> **TASK TO CARRY OUT**: Output the records exactly. Include every line.

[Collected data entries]

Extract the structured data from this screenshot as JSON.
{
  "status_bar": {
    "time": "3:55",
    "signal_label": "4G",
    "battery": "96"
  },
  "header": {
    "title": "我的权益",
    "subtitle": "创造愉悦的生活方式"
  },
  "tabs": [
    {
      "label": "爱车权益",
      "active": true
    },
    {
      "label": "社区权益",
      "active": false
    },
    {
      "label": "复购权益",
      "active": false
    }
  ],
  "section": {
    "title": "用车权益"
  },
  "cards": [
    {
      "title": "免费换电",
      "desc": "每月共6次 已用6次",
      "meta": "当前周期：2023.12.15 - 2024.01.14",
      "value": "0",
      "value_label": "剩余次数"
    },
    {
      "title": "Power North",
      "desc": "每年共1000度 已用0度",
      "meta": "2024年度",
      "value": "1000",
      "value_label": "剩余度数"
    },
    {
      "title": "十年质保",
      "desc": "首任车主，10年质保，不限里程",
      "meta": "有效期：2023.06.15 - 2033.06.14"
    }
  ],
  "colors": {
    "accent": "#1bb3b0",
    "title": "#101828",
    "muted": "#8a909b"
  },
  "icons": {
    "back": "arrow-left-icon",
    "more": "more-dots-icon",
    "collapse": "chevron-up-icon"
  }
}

> **THE COMPLETED TASK**:
Extract the structured data from this screenshot as JSON.
{
  "status_bar": {
    "time": "3:55",
    "signal_label": "4G",
    "battery": "96"
  },
  "header": {
    "title": "我的权益",
    "subtitle": "创造愉悦的生活方式"
  },
  "tabs": [
    {
      "label": "爱车权益",
      "active": true
    },
    {
      "label": "社区权益",
      "active": false
    },
    {
      "label": "复购权益",
      "active": false
    }
  ],
  "section": {
    "title": "用车权益"
  },
  "cards": [
    {
      "title": "免费换电",
      "desc": "每月共6次 已用6次",
      "meta": "当前周期：2023.12.15 - 2024.01.14",
      "value": "0",
      "value_label": "剩余次数"
    },
    {
      "title": "Power North",
      "desc": "每年共1000度 已用0度",
      "meta": "2024年度",
      "value": "1000",
      "value_label": "剩余度数"
    },
    {
      "title": "十年质保",
      "desc": "首任车主，10年质保，不限里程",
      "meta": "有效期：2023.06.15 - 2033.06.14"
    }
  ],
  "colors": {
    "accent": "#1bb3b0",
    "title": "#101828",
    "muted": "#8a909b"
  },
  "icons": {
    "back": "arrow-left-icon",
    "more": "more-dots-icon",
    "collapse": "chevron-up-icon"
  }
}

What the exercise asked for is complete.